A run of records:
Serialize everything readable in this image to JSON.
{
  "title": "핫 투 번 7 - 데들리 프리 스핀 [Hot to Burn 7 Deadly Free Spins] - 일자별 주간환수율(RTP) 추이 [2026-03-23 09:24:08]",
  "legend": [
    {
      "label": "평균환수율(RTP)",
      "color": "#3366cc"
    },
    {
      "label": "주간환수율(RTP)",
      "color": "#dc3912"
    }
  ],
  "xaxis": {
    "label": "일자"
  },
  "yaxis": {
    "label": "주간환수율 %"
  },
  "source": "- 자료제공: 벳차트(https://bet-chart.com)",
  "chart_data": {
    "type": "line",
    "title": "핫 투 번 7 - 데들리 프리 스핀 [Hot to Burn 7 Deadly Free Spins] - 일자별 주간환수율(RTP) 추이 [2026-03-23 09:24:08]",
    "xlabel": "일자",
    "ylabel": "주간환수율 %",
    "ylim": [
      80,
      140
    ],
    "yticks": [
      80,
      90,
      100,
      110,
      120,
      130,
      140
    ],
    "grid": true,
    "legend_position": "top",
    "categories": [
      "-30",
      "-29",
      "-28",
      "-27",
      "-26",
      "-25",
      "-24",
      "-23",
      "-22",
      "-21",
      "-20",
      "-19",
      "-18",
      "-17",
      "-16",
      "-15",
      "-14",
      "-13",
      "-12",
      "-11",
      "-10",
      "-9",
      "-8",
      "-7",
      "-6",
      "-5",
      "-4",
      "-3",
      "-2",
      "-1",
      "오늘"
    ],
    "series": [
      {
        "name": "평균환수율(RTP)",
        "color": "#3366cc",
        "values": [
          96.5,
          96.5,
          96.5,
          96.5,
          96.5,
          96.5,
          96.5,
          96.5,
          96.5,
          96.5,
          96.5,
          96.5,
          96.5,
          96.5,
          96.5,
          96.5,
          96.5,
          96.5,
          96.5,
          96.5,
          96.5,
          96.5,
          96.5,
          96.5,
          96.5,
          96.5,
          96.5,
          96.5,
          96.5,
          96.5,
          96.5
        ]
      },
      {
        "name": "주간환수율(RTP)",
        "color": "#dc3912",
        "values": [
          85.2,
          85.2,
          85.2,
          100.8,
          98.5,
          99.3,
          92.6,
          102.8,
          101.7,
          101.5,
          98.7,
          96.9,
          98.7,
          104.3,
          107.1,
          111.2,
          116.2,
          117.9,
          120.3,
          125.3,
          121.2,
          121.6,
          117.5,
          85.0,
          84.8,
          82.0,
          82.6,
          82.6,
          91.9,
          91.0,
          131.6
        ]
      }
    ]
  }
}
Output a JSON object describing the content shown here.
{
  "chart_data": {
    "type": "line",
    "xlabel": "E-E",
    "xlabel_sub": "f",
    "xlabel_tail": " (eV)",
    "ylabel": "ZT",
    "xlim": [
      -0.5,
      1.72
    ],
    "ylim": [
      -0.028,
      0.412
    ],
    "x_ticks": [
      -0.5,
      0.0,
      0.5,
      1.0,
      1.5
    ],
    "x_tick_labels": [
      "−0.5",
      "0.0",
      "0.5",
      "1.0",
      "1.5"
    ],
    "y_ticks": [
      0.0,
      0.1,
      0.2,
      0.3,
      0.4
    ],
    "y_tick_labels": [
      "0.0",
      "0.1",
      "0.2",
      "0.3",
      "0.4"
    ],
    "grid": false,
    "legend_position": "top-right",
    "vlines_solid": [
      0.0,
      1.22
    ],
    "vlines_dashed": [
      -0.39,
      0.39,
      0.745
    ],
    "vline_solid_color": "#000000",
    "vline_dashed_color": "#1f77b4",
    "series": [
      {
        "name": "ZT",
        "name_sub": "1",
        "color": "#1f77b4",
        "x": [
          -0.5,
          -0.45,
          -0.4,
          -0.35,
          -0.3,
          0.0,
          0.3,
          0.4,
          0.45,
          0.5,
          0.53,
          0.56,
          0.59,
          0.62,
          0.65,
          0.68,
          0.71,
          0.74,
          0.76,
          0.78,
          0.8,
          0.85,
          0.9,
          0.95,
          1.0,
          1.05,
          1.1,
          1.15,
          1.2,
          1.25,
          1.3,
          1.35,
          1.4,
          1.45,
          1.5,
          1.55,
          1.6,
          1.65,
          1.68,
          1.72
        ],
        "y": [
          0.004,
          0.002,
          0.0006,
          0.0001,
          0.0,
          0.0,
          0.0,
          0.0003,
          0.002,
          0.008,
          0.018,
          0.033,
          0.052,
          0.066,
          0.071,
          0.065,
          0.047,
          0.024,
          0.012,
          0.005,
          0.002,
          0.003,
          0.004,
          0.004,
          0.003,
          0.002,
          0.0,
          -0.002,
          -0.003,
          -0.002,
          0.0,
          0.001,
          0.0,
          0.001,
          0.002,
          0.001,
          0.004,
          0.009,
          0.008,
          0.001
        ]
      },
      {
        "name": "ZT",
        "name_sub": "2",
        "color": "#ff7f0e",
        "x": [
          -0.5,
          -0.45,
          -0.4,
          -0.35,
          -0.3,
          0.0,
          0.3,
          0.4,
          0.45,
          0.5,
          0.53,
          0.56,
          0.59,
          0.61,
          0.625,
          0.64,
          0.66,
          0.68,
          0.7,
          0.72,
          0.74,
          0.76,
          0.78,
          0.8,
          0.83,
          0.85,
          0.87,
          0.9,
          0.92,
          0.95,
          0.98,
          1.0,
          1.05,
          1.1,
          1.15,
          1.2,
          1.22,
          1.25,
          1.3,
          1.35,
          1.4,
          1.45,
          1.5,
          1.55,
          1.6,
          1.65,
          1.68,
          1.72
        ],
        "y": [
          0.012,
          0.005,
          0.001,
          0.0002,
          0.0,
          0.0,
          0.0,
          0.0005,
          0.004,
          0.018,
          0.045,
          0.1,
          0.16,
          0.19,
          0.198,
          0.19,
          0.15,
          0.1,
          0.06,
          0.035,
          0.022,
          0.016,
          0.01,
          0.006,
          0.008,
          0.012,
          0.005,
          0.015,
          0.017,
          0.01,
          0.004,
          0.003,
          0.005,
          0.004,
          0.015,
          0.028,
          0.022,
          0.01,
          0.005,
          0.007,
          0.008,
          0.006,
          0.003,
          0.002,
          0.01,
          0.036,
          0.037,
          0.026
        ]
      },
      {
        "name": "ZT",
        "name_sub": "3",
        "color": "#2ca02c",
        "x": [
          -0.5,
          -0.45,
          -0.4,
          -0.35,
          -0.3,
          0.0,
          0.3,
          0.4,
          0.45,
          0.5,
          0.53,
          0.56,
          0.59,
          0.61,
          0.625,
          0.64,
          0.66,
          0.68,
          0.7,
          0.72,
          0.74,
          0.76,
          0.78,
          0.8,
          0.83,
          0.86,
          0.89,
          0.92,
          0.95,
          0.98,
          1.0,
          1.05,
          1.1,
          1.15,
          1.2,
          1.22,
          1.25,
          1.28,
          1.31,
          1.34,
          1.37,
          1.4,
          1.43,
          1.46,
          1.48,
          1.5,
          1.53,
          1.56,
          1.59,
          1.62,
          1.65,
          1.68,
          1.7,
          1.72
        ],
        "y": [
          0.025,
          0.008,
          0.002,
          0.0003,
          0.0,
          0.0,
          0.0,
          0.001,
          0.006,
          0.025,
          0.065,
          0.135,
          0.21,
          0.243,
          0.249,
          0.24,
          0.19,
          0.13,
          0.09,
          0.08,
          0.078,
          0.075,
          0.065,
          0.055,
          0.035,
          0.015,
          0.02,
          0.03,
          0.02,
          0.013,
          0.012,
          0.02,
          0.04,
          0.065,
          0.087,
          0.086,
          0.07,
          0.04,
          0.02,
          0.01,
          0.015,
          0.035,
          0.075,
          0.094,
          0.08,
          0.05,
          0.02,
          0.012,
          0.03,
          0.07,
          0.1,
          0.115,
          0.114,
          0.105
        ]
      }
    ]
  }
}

WHAT TO PRODUCE: Locate the word "Free" in the records above, and return each line that has it.

OUTPUT FOR THIS TASK:
  "title": "핫 투 번 7 - 데들리 프리 스핀 [Hot to Burn 7 Deadly Free Spins] - 일자별 주간환수율(RTP) 추이 [2026-03-23 09:24:08]",
    "title": "핫 투 번 7 - 데들리 프리 스핀 [Hot to Burn 7 Deadly Free Spins] - 일자별 주간환수율(RTP) 추이 [2026-03-23 09:24:08]",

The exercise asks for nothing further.